* _Recorded data_:
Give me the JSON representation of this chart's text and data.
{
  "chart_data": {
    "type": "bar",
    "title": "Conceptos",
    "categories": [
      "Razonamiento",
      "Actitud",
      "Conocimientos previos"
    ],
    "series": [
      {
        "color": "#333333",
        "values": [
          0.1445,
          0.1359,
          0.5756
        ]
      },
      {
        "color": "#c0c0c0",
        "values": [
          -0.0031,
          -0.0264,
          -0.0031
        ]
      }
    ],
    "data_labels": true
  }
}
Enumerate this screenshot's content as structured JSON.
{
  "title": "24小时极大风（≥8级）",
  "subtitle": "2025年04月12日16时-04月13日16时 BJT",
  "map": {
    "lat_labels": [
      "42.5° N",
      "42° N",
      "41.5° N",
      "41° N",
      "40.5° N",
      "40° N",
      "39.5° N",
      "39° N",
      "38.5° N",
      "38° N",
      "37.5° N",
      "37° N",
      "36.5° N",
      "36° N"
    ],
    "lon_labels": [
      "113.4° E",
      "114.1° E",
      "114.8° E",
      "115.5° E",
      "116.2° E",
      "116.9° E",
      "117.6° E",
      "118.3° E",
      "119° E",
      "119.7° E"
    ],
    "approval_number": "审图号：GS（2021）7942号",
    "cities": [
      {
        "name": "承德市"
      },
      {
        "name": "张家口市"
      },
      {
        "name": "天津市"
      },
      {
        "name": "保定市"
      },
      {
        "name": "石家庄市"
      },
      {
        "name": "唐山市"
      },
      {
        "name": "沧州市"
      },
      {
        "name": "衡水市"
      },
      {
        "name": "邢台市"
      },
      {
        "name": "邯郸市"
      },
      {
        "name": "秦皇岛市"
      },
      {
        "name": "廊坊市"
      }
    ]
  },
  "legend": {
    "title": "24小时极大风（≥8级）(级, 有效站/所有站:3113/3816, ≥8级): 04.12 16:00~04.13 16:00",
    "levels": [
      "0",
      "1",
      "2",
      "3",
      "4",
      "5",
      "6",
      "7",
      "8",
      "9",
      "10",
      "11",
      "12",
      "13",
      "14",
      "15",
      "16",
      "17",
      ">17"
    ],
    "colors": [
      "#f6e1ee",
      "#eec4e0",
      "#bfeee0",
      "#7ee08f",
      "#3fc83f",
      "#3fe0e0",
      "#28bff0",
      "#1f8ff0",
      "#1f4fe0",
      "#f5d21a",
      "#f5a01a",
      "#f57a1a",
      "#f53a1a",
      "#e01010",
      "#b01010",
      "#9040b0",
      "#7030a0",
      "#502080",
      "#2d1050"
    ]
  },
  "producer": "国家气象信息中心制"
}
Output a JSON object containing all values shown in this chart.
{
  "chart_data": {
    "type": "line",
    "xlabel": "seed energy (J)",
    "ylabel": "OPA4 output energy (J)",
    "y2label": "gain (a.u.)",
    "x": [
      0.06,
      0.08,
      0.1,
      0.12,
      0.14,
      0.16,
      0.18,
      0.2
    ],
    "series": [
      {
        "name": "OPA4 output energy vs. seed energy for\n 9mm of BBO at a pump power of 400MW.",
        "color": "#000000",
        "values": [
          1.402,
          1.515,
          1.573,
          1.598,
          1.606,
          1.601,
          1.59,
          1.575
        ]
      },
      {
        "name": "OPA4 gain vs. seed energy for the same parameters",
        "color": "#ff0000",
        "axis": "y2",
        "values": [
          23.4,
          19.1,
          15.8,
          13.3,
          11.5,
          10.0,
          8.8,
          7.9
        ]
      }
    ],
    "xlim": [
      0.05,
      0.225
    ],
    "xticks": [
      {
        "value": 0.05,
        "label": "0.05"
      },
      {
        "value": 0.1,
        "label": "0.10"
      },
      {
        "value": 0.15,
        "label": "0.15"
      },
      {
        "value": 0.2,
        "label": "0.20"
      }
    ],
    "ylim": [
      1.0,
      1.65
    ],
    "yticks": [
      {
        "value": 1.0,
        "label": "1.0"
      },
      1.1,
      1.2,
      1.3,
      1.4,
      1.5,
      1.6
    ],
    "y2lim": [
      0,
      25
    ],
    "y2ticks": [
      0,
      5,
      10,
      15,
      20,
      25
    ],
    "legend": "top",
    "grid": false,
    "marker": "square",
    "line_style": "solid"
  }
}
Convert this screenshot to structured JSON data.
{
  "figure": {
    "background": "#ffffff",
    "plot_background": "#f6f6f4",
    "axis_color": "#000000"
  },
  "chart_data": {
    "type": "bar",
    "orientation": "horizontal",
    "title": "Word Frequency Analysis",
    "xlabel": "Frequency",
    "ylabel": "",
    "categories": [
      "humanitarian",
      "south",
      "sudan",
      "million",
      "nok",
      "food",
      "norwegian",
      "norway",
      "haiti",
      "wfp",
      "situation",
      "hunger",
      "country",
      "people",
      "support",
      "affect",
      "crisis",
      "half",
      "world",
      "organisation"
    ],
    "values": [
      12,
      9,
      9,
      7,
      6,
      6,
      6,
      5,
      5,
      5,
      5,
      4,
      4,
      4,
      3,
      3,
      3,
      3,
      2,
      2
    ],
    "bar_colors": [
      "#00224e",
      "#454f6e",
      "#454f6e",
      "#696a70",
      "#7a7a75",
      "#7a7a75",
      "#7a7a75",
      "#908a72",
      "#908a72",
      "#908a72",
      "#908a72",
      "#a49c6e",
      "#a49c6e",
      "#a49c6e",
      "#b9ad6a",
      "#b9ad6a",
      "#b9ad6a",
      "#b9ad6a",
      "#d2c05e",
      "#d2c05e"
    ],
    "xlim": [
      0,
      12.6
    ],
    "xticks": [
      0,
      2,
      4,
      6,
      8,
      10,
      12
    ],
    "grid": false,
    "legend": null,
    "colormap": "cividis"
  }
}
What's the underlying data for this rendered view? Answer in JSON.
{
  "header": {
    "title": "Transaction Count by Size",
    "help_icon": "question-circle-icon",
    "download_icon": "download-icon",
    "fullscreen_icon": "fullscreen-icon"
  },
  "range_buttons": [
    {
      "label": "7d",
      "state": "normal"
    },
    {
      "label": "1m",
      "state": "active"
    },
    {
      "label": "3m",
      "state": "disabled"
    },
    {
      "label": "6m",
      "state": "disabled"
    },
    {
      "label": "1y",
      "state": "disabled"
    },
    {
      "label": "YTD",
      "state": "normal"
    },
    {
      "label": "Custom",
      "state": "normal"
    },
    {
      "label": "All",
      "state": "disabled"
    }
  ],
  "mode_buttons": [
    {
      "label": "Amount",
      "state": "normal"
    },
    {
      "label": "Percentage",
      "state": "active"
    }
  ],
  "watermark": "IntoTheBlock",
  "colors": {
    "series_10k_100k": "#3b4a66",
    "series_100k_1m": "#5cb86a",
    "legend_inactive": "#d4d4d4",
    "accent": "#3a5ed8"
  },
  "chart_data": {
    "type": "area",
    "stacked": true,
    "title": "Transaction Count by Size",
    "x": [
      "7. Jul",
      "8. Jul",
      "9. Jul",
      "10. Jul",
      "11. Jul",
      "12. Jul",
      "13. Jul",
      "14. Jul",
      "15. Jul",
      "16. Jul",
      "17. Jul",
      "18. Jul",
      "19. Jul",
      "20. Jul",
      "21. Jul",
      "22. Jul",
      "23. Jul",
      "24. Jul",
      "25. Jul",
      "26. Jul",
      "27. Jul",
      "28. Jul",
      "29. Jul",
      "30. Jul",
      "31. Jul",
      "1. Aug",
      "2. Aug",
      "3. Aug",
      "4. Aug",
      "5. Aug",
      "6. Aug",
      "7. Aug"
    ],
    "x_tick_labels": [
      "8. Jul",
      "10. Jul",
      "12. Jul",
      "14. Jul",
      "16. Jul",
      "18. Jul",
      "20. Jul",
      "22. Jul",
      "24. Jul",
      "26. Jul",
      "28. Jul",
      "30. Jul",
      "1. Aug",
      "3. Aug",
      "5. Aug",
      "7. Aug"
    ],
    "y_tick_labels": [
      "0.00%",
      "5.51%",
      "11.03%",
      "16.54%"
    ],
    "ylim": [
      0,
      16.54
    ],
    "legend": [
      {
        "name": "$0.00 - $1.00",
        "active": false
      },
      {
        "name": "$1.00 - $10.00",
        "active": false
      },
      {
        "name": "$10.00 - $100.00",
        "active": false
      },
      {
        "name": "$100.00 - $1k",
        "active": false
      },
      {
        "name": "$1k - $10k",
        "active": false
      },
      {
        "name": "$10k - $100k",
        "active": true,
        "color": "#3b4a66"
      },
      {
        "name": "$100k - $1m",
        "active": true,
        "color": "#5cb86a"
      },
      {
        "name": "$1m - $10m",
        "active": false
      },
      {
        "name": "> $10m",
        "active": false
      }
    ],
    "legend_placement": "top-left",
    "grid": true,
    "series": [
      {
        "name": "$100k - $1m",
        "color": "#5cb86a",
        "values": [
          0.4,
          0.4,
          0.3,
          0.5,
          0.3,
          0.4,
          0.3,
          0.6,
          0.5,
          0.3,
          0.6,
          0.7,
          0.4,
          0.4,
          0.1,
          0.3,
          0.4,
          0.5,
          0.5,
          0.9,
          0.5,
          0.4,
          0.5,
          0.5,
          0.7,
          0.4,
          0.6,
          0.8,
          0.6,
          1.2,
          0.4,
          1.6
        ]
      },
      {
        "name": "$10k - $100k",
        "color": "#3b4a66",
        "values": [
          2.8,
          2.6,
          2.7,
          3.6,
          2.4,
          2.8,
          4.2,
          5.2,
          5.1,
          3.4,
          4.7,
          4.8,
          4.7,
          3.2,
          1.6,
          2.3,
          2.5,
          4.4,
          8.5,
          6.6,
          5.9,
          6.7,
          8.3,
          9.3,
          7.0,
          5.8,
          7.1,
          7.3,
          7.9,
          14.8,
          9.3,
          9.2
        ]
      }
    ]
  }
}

* _Written request_:
Gather all the lines that include the word "xlabel" and copy them out.

* _Response to the task_:
    "xlabel": "seed energy (J)",
    "xlabel": "Frequency",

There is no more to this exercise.